• WRITTEN TASK:
Leave out the pictures and reproduce all of the data exactly.

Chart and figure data
• • • •

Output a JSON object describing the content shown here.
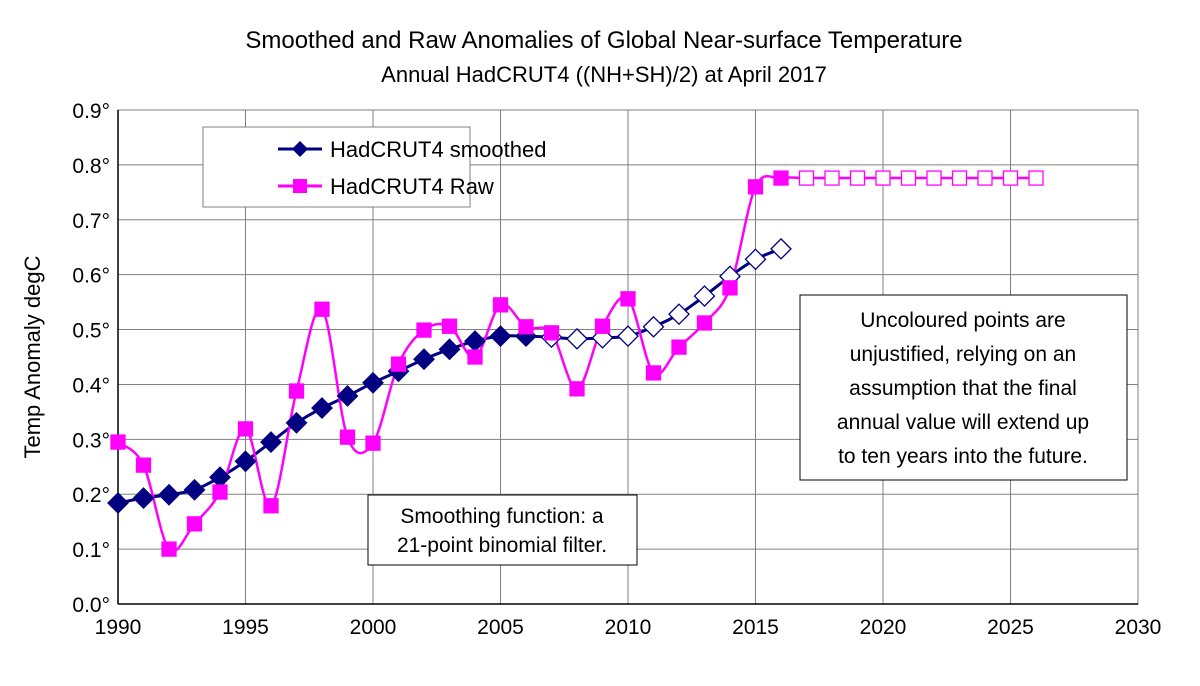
{
  "chart_data": {
    "type": "line",
    "title": "Smoothed and Raw Anomalies of Global Near-surface Temperature",
    "subtitle": "Annual HadCRUT4 ((NH+SH)/2) at April 2017",
    "xlabel": "",
    "ylabel": "Temp Anomaly degC",
    "xlim": [
      1990,
      2030
    ],
    "ylim": [
      0.0,
      0.9
    ],
    "x_ticks": [
      "1990",
      "1995",
      "2000",
      "2005",
      "2010",
      "2015",
      "2020",
      "2025",
      "2030"
    ],
    "y_ticks": [
      "0.0°",
      "0.1°",
      "0.2°",
      "0.3°",
      "0.4°",
      "0.5°",
      "0.6°",
      "0.7°",
      "0.8°",
      "0.9°"
    ],
    "grid": true,
    "legend_placement": "top-left",
    "series": [
      {
        "name": "HadCRUT4 smoothed",
        "color": "#000080",
        "marker": "diamond",
        "hollow_from": 2007,
        "x": [
          1990,
          1991,
          1992,
          1993,
          1994,
          1995,
          1996,
          1997,
          1998,
          1999,
          2000,
          2001,
          2002,
          2003,
          2004,
          2005,
          2006,
          2007,
          2008,
          2009,
          2010,
          2011,
          2012,
          2013,
          2014,
          2015,
          2016
        ],
        "values": [
          0.184,
          0.193,
          0.199,
          0.208,
          0.231,
          0.26,
          0.295,
          0.33,
          0.357,
          0.379,
          0.403,
          0.424,
          0.446,
          0.464,
          0.479,
          0.488,
          0.488,
          0.486,
          0.483,
          0.485,
          0.488,
          0.505,
          0.528,
          0.561,
          0.597,
          0.628,
          0.647
        ]
      },
      {
        "name": "HadCRUT4 Raw",
        "color": "#FF00FF",
        "marker": "square",
        "hollow_from": 2017,
        "x": [
          1990,
          1991,
          1992,
          1993,
          1994,
          1995,
          1996,
          1997,
          1998,
          1999,
          2000,
          2001,
          2002,
          2003,
          2004,
          2005,
          2006,
          2007,
          2008,
          2009,
          2010,
          2011,
          2012,
          2013,
          2014,
          2015,
          2016,
          2017,
          2018,
          2019,
          2020,
          2021,
          2022,
          2023,
          2024,
          2025,
          2026
        ],
        "values": [
          0.295,
          0.253,
          0.1,
          0.146,
          0.204,
          0.319,
          0.179,
          0.388,
          0.537,
          0.304,
          0.293,
          0.437,
          0.499,
          0.506,
          0.45,
          0.545,
          0.505,
          0.494,
          0.392,
          0.506,
          0.556,
          0.421,
          0.468,
          0.512,
          0.576,
          0.76,
          0.776,
          0.776,
          0.776,
          0.776,
          0.776,
          0.776,
          0.776,
          0.776,
          0.776,
          0.776,
          0.776
        ]
      }
    ],
    "annotations": {
      "smoothing": [
        "Smoothing function: a",
        "21-point binomial filter."
      ],
      "uncoloured": [
        "Uncoloured points are",
        "unjustified, relying on an",
        "assumption that the final",
        "annual value will extend up",
        "to ten years into the future."
      ]
    }
  }
}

• • • •

• OUTPUT OF THE EXERCISE:
Output a JSON object describing the content shown here.
{
  "chart_data": {
    "type": "line",
    "title": "Smoothed and Raw Anomalies of Global Near-surface Temperature",
    "subtitle": "Annual HadCRUT4 ((NH+SH)/2) at April 2017",
    "xlabel": "",
    "ylabel": "Temp Anomaly degC",
    "xlim": [
      1990,
      2030
    ],
    "ylim": [
      0.0,
      0.9
    ],
    "x_ticks": [
      "1990",
      "1995",
      "2000",
      "2005",
      "2010",
      "2015",
      "2020",
      "2025",
      "2030"
    ],
    "y_ticks": [
      "0.0°",
      "0.1°",
      "0.2°",
      "0.3°",
      "0.4°",
      "0.5°",
      "0.6°",
      "0.7°",
      "0.8°",
      "0.9°"
    ],
    "grid": true,
    "legend_placement": "top-left",
    "series": [
      {
        "name": "HadCRUT4 smoothed",
        "color": "#000080",
        "marker": "diamond",
        "hollow_from": 2007,
        "x": [
          1990,
          1991,
          1992,
          1993,
          1994,
          1995,
          1996,
          1997,
          1998,
          1999,
          2000,
          2001,
          2002,
          2003,
          2004,
          2005,
          2006,
          2007,
          2008,
          2009,
          2010,
          2011,
          2012,
          2013,
          2014,
          2015,
          2016
        ],
        "values": [
          0.184,
          0.193,
          0.199,
          0.208,
          0.231,
          0.26,
          0.295,
          0.33,
          0.357,
          0.379,
          0.403,
          0.424,
          0.446,
          0.464,
          0.479,
          0.488,
          0.488,
          0.486,
          0.483,
          0.485,
          0.488,
          0.505,
          0.528,
          0.561,
          0.597,
          0.628,
          0.647
        ]
      },
      {
        "name": "HadCRUT4 Raw",
        "color": "#FF00FF",
        "marker": "square",
        "hollow_from": 2017,
        "x": [
          1990,
          1991,
          1992,
          1993,
          1994,
          1995,
          1996,
          1997,
          1998,
          1999,
          2000,
          2001,
          2002,
          2003,
          2004,
          2005,
          2006,
          2007,
          2008,
          2009,
          2010,
          2011,
          2012,
          2013,
          2014,
          2015,
          2016,
          2017,
          2018,
          2019,
          2020,
          2021,
          2022,
          2023,
          2024,
          2025,
          2026
        ],
        "values": [
          0.295,
          0.253,
          0.1,
          0.146,
          0.204,
          0.319,
          0.179,
          0.388,
          0.537,
          0.304,
          0.293,
          0.437,
          0.499,
          0.506,
          0.45,
          0.545,
          0.505,
          0.494,
          0.392,
          0.506,
          0.556,
          0.421,
          0.468,
          0.512,
          0.576,
          0.76,
          0.776,
          0.776,
          0.776,
          0.776,
          0.776,
          0.776,
          0.776,
          0.776,
          0.776,
          0.776,
          0.776
        ]
      }
    ],
    "annotations": {
      "smoothing": [
        "Smoothing function: a",
        "21-point binomial filter."
      ],
      "uncoloured": [
        "Uncoloured points are",
        "unjustified, relying on an",
        "assumption that the final",
        "annual value will extend up",
        "to ten years into the future."
      ]
    }
  }
}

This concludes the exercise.